___ MATERIAL TO PROCESS ___

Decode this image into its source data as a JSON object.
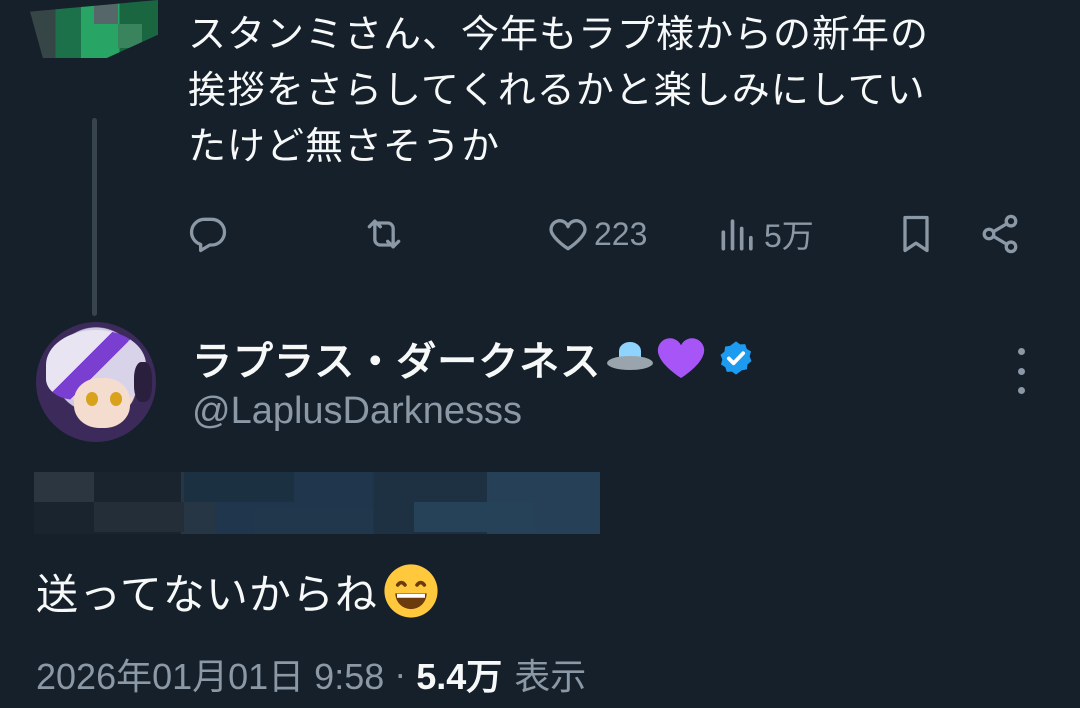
{
  "parent_tweet": {
    "text": "スタンミさん、今年もラプ様からの新年の\n挨拶をさらしてくれるかと楽しみにしてい\nたけど無さそうか",
    "actions": {
      "reply_icon": "reply-icon",
      "retweet_icon": "retweet-icon",
      "like_icon": "heart-outline-icon",
      "like_count": "223",
      "views_icon": "bar-chart-icon",
      "views_count": "5万",
      "bookmark_icon": "bookmark-icon",
      "share_icon": "share-icon"
    }
  },
  "reply": {
    "display_name": "ラプラス・ダークネス",
    "emojis": [
      "ufo-emoji",
      "purple-heart-emoji"
    ],
    "verified_color": "#1d9bf0",
    "handle": "@LaplusDarknesss",
    "text": "送ってないからね",
    "text_emoji": "grinning-face-emoji",
    "timestamp": "2026年01月01日 9:58",
    "separator": "·",
    "views": "5.4万",
    "views_label": "表示"
  },
  "colors": {
    "background": "#15202b",
    "primary_text": "#f7f9f9",
    "secondary_text": "#8b98a5",
    "verified": "#1d9bf0",
    "purple_heart": "#a855f7"
  }
}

___

# WORK REQUIRED
Repeat the material above verbatim. Leave the pictures behind.

# THE RESPONSE
Decode this image into its source data as a JSON object.
{
  "parent_tweet": {
    "text": "スタンミさん、今年もラプ様からの新年の\n挨拶をさらしてくれるかと楽しみにしてい\nたけど無さそうか",
    "actions": {
      "reply_icon": "reply-icon",
      "retweet_icon": "retweet-icon",
      "like_icon": "heart-outline-icon",
      "like_count": "223",
      "views_icon": "bar-chart-icon",
      "views_count": "5万",
      "bookmark_icon": "bookmark-icon",
      "share_icon": "share-icon"
    }
  },
  "reply": {
    "display_name": "ラプラス・ダークネス",
    "emojis": [
      "ufo-emoji",
      "purple-heart-emoji"
    ],
    "verified_color": "#1d9bf0",
    "handle": "@LaplusDarknesss",
    "text": "送ってないからね",
    "text_emoji": "grinning-face-emoji",
    "timestamp": "2026年01月01日 9:58",
    "separator": "·",
    "views": "5.4万",
    "views_label": "表示"
  },
  "colors": {
    "background": "#15202b",
    "primary_text": "#f7f9f9",
    "secondary_text": "#8b98a5",
    "verified": "#1d9bf0",
    "purple_heart": "#a855f7"
  }
}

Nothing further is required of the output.